= AIM OF THE TASK =
Pull out every line below that holds the word "Output".

= EXTRACTED DATA =
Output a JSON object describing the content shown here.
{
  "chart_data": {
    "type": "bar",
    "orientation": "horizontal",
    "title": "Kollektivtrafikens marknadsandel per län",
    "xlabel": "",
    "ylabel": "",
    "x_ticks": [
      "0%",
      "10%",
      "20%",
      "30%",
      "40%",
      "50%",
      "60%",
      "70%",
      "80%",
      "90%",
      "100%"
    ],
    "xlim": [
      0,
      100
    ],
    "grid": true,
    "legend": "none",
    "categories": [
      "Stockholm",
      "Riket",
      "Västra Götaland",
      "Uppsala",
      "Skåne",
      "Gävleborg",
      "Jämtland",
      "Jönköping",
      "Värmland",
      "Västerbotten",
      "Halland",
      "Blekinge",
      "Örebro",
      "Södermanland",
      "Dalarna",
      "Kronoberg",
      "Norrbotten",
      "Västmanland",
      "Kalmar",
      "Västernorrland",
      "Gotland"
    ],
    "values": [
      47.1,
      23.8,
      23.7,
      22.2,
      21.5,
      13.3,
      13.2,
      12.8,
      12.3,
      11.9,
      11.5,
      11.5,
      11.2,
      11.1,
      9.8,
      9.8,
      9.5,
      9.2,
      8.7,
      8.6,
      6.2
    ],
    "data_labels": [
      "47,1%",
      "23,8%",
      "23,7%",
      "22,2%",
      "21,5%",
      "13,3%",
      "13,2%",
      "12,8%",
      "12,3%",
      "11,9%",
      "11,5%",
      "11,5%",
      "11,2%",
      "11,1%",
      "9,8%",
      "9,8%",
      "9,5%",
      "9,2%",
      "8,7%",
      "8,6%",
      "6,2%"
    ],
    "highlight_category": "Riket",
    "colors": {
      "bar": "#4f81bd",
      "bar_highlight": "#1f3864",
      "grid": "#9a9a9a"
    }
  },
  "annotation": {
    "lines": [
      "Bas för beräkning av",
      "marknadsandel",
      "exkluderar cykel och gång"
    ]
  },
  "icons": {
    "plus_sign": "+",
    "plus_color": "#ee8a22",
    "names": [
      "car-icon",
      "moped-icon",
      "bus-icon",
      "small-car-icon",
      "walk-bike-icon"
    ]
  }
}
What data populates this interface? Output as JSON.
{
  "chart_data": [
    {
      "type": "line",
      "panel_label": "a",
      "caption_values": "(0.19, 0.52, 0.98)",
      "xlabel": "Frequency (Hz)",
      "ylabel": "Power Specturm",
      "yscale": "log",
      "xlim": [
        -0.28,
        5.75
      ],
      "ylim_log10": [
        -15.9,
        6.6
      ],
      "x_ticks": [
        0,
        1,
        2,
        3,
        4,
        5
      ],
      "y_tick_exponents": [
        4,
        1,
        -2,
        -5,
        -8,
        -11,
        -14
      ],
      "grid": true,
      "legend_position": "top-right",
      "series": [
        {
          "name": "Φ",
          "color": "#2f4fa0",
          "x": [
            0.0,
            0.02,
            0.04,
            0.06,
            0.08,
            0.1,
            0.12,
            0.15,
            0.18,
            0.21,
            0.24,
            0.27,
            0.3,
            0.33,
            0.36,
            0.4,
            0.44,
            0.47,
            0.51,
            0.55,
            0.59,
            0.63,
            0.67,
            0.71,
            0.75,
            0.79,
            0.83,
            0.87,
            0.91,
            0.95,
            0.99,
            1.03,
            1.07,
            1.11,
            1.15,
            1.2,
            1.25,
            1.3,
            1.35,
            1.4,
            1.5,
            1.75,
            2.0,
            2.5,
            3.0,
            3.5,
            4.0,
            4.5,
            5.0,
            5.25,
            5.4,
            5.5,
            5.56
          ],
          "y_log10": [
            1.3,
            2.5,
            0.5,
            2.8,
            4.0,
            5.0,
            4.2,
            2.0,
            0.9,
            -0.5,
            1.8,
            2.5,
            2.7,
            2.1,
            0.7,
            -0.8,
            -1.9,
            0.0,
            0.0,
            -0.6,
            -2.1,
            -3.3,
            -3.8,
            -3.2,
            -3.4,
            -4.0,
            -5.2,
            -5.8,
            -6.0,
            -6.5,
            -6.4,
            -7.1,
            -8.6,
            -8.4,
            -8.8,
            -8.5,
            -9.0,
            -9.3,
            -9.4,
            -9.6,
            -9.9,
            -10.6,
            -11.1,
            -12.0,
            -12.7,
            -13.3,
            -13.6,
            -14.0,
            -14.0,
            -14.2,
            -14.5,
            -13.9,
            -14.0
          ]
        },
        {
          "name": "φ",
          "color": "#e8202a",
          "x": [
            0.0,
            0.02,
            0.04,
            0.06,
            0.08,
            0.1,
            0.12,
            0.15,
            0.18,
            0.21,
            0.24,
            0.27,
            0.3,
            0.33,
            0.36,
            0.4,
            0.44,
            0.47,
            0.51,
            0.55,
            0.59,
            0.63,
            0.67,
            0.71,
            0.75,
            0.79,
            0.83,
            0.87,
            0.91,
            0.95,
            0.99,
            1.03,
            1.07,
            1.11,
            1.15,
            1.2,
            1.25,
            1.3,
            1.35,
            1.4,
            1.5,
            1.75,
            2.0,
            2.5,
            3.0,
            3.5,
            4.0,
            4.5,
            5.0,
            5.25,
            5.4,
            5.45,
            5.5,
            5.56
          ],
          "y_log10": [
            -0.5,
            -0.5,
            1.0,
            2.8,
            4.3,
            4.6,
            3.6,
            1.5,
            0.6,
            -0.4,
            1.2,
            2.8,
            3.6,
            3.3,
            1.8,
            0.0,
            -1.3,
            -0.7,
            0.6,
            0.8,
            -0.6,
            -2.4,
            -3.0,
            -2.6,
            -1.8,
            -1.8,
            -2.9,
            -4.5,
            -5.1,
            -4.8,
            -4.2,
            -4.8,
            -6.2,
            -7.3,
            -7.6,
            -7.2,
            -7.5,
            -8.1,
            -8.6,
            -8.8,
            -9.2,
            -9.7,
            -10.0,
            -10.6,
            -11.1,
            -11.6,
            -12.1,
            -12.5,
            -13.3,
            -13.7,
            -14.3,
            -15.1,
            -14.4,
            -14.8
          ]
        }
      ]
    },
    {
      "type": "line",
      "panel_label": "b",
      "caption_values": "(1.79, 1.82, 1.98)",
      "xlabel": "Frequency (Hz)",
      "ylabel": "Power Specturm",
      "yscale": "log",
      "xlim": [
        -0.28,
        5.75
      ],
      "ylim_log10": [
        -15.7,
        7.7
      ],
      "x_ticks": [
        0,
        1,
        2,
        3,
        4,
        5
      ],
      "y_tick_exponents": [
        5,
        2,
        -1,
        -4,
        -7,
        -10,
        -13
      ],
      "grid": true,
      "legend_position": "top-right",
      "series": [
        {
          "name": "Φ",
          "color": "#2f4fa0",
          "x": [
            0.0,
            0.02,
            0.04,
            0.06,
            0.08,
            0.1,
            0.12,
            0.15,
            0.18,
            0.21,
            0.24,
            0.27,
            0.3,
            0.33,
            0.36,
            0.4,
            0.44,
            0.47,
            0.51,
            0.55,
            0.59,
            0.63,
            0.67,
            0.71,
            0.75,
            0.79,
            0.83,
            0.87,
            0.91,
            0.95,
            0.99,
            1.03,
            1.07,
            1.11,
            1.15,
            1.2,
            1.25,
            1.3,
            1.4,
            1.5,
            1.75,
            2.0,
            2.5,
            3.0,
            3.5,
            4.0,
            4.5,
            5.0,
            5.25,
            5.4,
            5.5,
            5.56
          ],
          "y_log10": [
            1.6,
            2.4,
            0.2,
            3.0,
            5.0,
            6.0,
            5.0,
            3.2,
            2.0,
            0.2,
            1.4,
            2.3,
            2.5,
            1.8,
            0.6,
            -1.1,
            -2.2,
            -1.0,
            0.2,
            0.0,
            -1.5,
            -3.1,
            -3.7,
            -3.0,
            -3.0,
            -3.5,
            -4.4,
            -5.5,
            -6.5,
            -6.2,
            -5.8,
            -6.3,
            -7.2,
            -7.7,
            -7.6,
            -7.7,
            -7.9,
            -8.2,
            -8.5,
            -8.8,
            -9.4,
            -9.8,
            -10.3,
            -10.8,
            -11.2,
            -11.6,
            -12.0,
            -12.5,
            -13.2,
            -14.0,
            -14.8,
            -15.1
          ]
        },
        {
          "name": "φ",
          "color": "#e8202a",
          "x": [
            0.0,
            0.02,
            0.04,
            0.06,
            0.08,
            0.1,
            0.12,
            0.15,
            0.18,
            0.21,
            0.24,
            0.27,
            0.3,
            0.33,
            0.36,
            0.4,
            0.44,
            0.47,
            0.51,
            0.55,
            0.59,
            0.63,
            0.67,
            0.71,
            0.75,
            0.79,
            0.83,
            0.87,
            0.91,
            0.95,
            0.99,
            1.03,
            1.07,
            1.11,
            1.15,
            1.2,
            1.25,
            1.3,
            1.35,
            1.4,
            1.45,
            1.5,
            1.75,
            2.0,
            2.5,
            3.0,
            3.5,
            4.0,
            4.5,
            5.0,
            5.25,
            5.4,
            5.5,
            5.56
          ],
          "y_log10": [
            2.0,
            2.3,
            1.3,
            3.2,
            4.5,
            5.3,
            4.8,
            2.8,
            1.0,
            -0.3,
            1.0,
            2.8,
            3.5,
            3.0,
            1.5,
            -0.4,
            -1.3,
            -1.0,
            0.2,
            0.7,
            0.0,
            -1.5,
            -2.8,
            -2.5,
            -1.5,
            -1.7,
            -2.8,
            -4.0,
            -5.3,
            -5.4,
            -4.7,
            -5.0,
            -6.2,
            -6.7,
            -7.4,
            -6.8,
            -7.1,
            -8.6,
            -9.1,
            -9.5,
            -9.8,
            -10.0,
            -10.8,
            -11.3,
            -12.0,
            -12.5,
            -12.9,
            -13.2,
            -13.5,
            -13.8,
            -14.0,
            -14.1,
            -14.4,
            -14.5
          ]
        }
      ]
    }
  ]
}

= RESULT OF THE EXERCISE =
Output a JSON object describing the content shown here.
What data populates this interface? Output as JSON.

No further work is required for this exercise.